STATED TASK: Copy out all lines of the records in which the word "Setup" appears.

RECORDS FOR THE TASK:
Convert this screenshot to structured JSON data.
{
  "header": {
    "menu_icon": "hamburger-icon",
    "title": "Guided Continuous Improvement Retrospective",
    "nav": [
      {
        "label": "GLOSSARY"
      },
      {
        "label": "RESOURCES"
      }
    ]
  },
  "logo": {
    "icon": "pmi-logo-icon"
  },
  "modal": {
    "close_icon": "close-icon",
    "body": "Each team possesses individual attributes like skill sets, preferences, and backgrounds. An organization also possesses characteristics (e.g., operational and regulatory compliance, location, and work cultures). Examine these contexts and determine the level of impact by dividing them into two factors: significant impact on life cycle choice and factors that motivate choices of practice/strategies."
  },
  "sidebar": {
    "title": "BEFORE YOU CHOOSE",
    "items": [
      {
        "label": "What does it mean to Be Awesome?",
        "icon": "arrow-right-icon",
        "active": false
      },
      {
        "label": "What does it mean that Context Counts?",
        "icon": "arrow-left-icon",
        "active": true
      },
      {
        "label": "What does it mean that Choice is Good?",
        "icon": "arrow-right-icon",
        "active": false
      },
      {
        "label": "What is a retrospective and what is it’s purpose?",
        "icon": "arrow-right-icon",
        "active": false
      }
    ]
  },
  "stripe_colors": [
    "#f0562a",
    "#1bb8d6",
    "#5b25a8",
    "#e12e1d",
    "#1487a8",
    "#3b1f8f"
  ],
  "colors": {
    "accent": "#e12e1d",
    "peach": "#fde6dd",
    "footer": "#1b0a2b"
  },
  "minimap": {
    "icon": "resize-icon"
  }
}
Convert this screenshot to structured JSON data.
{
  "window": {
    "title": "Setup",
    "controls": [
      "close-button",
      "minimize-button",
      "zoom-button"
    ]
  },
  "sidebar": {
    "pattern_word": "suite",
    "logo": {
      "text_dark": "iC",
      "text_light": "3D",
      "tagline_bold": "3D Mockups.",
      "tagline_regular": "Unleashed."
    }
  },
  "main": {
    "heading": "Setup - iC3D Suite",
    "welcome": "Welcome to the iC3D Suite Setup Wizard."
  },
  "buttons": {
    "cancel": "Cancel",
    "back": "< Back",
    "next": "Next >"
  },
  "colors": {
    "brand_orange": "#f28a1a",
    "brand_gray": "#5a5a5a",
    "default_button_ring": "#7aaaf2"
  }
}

REPLY TO THE TASK:
    "title": "Setup",
    "heading": "Setup - iC3D Suite",
    "welcome": "Welcome to the iC3D Suite Setup Wizard."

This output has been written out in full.